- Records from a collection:
-- START --

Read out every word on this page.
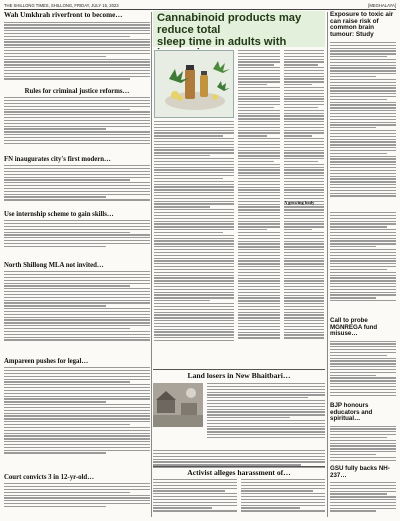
THE SHILLONG TIMES, SHILLONG, FRIDAY, JULY 15, 2023	[MEGHALAYA]
Wah Umkhrah riverfront to become…
Rules for criminal justice reforms…
FN inaugurates city's first modern…
Use internship scheme to gain skills…
North Shillong MLA not invited…
Ampareen pushes for legal…
Court convicts 3 in 12-yr-old…
Cannabinoid products may reduce total
sleep time in adults with
Exposure to toxic air can raise risk of common brain tumour: Study
A growing body
Call to probe MGNREGA fund misuse…
BJP honours educators and spiritual…
GSU fully backs NH-237…
Land losers in New Bhaitbari…
Activist alleges harassment of…
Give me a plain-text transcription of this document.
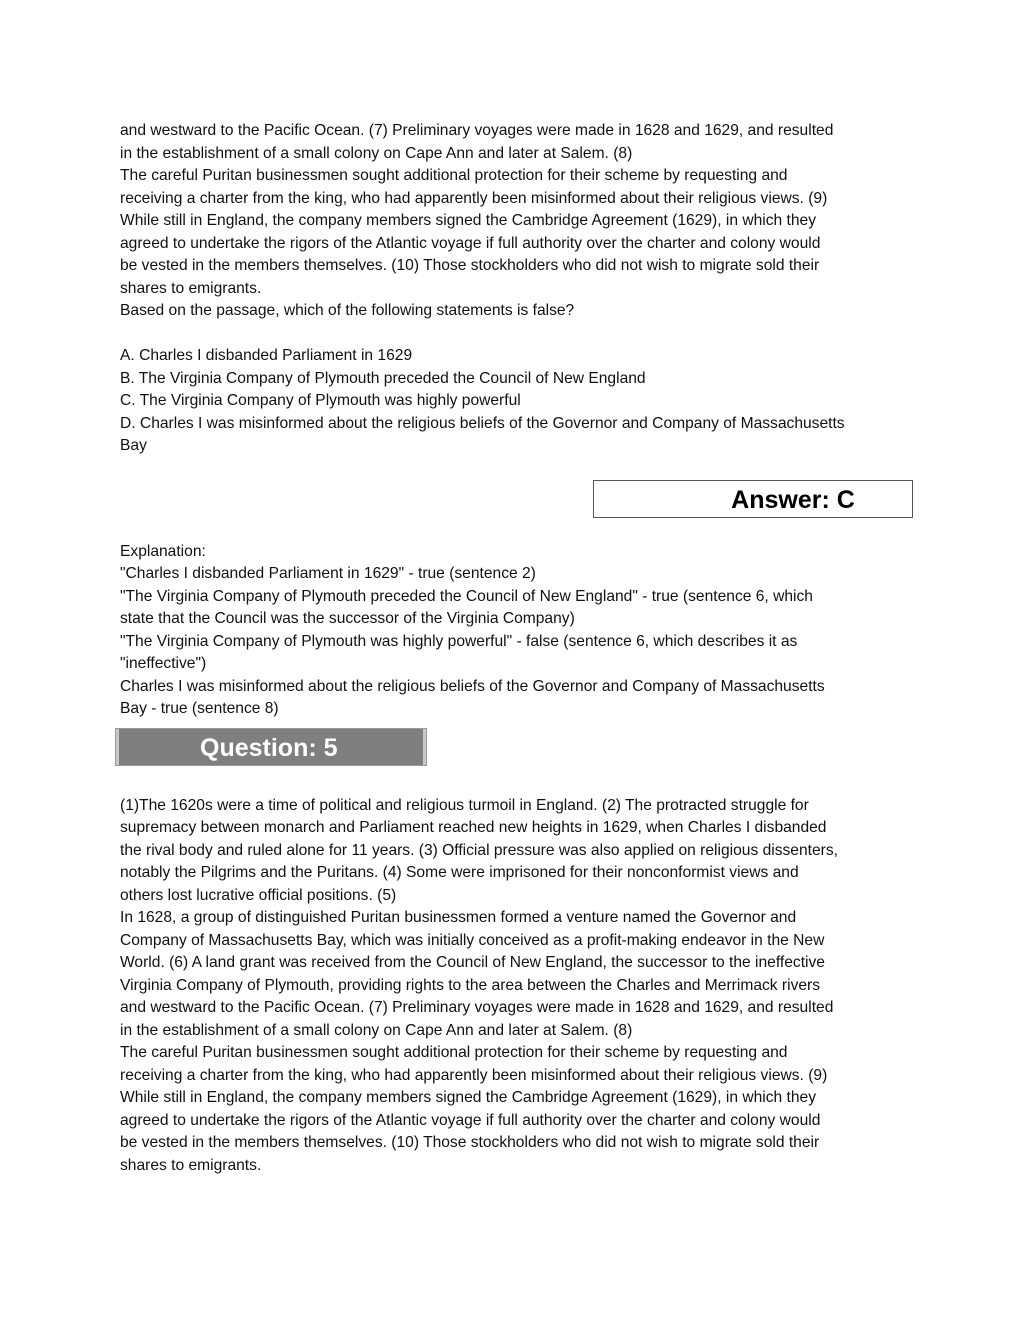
and westward to the Pacific Ocean. (7) Preliminary voyages were made in 1628 and 1629, and resulted
in the establishment of a small colony on Cape Ann and later at Salem. (8)
The careful Puritan businessmen sought additional protection for their scheme by requesting and
receiving a charter from the king, who had apparently been misinformed about their religious views. (9)
While still in England, the company members signed the Cambridge Agreement (1629), in which they
agreed to undertake the rigors of the Atlantic voyage if full authority over the charter and colony would
be vested in the members themselves. (10) Those stockholders who did not wish to migrate sold their
shares to emigrants.
Based on the passage, which of the following statements is false?
A. Charles I disbanded Parliament in 1629
B. The Virginia Company of Plymouth preceded the Council of New England
C. The Virginia Company of Plymouth was highly powerful
D. Charles I was misinformed about the religious beliefs of the Governor and Company of Massachusetts
Bay
Answer: C
Explanation:
"Charles I disbanded Parliament in 1629" - true (sentence 2)
"The Virginia Company of Plymouth preceded the Council of New England" - true (sentence 6, which
state that the Council was the successor of the Virginia Company)
"The Virginia Company of Plymouth was highly powerful" - false (sentence 6, which describes it as
"ineffective")
Charles I was misinformed about the religious beliefs of the Governor and Company of Massachusetts
Bay - true (sentence 8)
Question: 5
(1)The 1620s were a time of political and religious turmoil in England. (2) The protracted struggle for
supremacy between monarch and Parliament reached new heights in 1629, when Charles I disbanded
the rival body and ruled alone for 11 years. (3) Official pressure was also applied on religious dissenters,
notably the Pilgrims and the Puritans. (4) Some were imprisoned for their nonconformist views and
others lost lucrative official positions. (5)
In 1628, a group of distinguished Puritan businessmen formed a venture named the Governor and
Company of Massachusetts Bay, which was initially conceived as a profit-making endeavor in the New
World. (6) A land grant was received from the Council of New England, the successor to the ineffective
Virginia Company of Plymouth, providing rights to the area between the Charles and Merrimack rivers
and westward to the Pacific Ocean. (7) Preliminary voyages were made in 1628 and 1629, and resulted
in the establishment of a small colony on Cape Ann and later at Salem. (8)
The careful Puritan businessmen sought additional protection for their scheme by requesting and
receiving a charter from the king, who had apparently been misinformed about their religious views. (9)
While still in England, the company members signed the Cambridge Agreement (1629), in which they
agreed to undertake the rigors of the Atlantic voyage if full authority over the charter and colony would
be vested in the members themselves. (10) Those stockholders who did not wish to migrate sold their
shares to emigrants.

-- END --

Copy the records above exactly, leaving out every picture.

Read out every word on this page.
THE SHILLONG TIMES, SHILLONG, FRIDAY, JULY 15, 2023	[MEGHALAYA]
Wah Umkhrah riverfront to become…
Rules for criminal justice reforms…
FN inaugurates city's first modern…
Use internship scheme to gain skills…
North Shillong MLA not invited…
Ampareen pushes for legal…
Court convicts 3 in 12-yr-old…
Cannabinoid products may reduce total
sleep time in adults with
Exposure to toxic air can raise risk of common brain tumour: Study
A growing body
Call to probe MGNREGA fund misuse…
BJP honours educators and spiritual…
GSU fully backs NH-237…
Land losers in New Bhaitbari…
Activist alleges harassment of…
Give me a plain-text transcription of this document.
and westward to the Pacific Ocean. (7) Preliminary voyages were made in 1628 and 1629, and resulted
in the establishment of a small colony on Cape Ann and later at Salem. (8)
The careful Puritan businessmen sought additional protection for their scheme by requesting and
receiving a charter from the king, who had apparently been misinformed about their religious views. (9)
While still in England, the company members signed the Cambridge Agreement (1629), in which they
agreed to undertake the rigors of the Atlantic voyage if full authority over the charter and colony would
be vested in the members themselves. (10) Those stockholders who did not wish to migrate sold their
shares to emigrants.
Based on the passage, which of the following statements is false?
A. Charles I disbanded Parliament in 1629
B. The Virginia Company of Plymouth preceded the Council of New England
C. The Virginia Company of Plymouth was highly powerful
D. Charles I was misinformed about the religious beliefs of the Governor and Company of Massachusetts
Bay
Answer: C
Explanation:
"Charles I disbanded Parliament in 1629" - true (sentence 2)
"The Virginia Company of Plymouth preceded the Council of New England" - true (sentence 6, which
state that the Council was the successor of the Virginia Company)
"The Virginia Company of Plymouth was highly powerful" - false (sentence 6, which describes it as
"ineffective")
Charles I was misinformed about the religious beliefs of the Governor and Company of Massachusetts
Bay - true (sentence 8)
Question: 5
(1)The 1620s were a time of political and religious turmoil in England. (2) The protracted struggle for
supremacy between monarch and Parliament reached new heights in 1629, when Charles I disbanded
the rival body and ruled alone for 11 years. (3) Official pressure was also applied on religious dissenters,
notably the Pilgrims and the Puritans. (4) Some were imprisoned for their nonconformist views and
others lost lucrative official positions. (5)
In 1628, a group of distinguished Puritan businessmen formed a venture named the Governor and
Company of Massachusetts Bay, which was initially conceived as a profit-making endeavor in the New
World. (6) A land grant was received from the Council of New England, the successor to the ineffective
Virginia Company of Plymouth, providing rights to the area between the Charles and Merrimack rivers
and westward to the Pacific Ocean. (7) Preliminary voyages were made in 1628 and 1629, and resulted
in the establishment of a small colony on Cape Ann and later at Salem. (8)
The careful Puritan businessmen sought additional protection for their scheme by requesting and
receiving a charter from the king, who had apparently been misinformed about their religious views. (9)
While still in England, the company members signed the Cambridge Agreement (1629), in which they
agreed to undertake the rigors of the Atlantic voyage if full authority over the charter and colony would
be vested in the members themselves. (10) Those stockholders who did not wish to migrate sold their
shares to emigrants.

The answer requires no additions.